▶ [The input]
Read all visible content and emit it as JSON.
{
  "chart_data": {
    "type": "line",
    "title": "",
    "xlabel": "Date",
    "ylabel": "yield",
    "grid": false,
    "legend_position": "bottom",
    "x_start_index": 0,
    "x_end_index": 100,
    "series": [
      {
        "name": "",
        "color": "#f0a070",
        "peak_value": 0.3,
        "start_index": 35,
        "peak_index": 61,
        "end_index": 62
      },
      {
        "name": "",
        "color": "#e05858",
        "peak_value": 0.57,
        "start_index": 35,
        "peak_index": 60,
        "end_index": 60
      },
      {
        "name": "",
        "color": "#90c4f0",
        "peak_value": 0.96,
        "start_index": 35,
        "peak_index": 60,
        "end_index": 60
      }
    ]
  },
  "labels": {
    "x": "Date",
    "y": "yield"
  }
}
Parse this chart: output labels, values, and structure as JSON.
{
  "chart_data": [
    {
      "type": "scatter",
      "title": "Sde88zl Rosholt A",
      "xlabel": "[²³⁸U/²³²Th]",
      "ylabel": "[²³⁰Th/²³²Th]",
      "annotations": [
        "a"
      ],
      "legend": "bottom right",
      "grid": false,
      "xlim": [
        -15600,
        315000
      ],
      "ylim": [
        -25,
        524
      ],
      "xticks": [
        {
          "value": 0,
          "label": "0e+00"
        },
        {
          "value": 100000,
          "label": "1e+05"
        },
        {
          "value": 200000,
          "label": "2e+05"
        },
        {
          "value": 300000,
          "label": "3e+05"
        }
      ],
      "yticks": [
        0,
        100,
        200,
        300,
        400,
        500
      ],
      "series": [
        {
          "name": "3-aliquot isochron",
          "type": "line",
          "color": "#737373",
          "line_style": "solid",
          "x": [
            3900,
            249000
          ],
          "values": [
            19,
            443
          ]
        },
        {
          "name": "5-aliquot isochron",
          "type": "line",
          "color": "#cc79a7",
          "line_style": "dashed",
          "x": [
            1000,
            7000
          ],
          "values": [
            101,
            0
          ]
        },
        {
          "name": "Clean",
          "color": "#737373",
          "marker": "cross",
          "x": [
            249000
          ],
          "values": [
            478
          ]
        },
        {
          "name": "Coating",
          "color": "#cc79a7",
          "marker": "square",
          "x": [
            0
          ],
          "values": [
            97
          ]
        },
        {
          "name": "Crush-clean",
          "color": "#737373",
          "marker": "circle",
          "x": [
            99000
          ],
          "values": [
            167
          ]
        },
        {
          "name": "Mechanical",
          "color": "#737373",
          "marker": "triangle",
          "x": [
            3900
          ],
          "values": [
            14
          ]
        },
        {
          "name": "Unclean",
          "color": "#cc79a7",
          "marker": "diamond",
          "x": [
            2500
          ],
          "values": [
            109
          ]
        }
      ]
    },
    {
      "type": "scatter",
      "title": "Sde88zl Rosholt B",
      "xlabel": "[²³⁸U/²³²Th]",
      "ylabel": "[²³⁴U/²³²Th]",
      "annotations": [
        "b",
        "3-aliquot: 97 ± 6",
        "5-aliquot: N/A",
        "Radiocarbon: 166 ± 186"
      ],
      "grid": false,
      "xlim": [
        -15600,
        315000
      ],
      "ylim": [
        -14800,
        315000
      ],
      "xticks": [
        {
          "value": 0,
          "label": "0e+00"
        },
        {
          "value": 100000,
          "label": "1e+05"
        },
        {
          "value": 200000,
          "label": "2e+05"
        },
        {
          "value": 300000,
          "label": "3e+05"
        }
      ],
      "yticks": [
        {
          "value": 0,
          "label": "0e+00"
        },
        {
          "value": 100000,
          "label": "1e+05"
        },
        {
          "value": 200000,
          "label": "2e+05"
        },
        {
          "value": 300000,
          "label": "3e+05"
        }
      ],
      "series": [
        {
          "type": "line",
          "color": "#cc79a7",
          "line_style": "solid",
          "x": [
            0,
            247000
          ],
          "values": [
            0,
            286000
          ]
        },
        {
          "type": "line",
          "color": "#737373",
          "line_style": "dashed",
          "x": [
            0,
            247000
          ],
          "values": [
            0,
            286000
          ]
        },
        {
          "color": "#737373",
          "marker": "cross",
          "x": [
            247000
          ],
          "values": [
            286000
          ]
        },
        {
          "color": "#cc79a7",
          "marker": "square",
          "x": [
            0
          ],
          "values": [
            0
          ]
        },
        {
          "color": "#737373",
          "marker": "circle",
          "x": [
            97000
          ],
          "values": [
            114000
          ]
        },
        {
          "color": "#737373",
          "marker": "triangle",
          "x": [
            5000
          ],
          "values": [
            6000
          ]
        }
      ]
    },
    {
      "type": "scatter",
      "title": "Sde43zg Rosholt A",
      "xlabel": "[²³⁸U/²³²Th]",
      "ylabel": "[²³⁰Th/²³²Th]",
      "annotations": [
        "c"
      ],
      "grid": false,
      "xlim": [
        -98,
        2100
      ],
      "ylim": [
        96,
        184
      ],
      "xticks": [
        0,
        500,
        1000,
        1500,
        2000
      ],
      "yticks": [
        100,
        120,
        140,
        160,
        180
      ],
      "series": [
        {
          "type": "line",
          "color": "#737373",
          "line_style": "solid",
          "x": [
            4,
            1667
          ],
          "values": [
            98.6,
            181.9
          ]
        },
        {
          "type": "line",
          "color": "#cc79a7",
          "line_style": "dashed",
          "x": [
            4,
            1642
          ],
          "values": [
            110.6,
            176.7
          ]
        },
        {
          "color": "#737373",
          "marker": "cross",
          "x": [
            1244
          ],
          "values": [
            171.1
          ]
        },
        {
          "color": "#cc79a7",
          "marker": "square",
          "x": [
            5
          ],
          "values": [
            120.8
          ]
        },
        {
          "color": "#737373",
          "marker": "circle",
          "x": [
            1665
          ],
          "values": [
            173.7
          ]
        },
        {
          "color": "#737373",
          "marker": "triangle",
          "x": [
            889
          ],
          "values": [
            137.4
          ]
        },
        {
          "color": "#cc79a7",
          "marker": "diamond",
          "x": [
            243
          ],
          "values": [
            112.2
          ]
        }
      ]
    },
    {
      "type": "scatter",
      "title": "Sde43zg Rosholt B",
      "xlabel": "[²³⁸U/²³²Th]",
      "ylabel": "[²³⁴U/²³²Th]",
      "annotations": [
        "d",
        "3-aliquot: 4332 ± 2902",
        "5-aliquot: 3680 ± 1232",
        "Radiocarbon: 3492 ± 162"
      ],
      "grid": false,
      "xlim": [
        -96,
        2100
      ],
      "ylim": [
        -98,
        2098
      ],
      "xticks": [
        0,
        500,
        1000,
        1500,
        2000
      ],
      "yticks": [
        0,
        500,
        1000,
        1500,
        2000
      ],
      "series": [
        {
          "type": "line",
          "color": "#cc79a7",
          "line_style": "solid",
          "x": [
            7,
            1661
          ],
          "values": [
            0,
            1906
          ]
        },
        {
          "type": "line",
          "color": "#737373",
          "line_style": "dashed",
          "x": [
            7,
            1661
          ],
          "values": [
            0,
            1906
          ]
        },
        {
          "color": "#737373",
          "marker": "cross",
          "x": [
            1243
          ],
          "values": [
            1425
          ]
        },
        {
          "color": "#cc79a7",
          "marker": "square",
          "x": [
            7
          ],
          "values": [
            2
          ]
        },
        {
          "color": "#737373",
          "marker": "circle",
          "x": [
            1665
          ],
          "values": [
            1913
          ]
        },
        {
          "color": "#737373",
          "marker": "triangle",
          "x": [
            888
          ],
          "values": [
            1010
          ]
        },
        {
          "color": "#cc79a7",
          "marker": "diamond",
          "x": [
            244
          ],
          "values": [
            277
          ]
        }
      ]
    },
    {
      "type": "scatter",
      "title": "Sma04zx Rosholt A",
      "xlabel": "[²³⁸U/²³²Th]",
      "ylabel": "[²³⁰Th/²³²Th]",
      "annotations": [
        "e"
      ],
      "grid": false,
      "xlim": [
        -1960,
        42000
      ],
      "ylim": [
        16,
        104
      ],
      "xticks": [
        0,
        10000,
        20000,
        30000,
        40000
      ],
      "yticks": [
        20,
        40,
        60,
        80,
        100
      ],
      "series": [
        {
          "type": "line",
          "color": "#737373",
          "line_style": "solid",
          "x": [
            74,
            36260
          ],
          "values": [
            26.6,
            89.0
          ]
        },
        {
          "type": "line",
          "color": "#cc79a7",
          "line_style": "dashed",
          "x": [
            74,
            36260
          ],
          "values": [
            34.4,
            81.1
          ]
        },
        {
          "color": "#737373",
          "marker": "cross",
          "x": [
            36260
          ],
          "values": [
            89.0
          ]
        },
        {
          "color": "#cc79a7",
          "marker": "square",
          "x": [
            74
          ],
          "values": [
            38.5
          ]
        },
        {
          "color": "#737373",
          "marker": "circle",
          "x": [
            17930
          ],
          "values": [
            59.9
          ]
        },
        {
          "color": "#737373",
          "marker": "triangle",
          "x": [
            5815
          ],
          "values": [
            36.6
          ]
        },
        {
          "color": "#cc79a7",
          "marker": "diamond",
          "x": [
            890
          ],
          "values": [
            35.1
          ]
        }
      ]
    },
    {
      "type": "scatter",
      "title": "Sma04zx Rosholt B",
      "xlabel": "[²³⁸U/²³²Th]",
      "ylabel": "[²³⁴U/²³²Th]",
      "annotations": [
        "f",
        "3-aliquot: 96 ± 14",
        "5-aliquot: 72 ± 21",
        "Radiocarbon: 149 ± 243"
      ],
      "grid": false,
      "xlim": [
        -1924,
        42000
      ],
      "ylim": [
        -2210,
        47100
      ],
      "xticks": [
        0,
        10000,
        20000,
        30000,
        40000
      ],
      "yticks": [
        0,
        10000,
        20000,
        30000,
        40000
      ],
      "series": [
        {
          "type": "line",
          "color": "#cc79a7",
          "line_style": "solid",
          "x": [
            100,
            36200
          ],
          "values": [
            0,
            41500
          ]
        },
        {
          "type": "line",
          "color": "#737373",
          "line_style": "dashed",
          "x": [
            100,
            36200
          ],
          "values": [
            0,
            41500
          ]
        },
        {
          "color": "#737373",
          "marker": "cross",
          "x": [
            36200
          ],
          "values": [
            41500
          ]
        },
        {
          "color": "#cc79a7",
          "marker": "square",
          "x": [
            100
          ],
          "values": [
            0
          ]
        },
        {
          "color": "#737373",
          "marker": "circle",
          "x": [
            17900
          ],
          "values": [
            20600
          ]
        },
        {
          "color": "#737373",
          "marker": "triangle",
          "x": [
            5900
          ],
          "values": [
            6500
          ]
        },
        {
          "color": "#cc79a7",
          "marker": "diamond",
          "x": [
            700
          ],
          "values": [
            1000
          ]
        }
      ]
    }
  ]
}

▶ [Problem requirements] From the entries, report each line that includes the word "labels".

▶ [Answer to the exercise]
  "labels": {
Parse this chart: output labels, values, and structure as JSON.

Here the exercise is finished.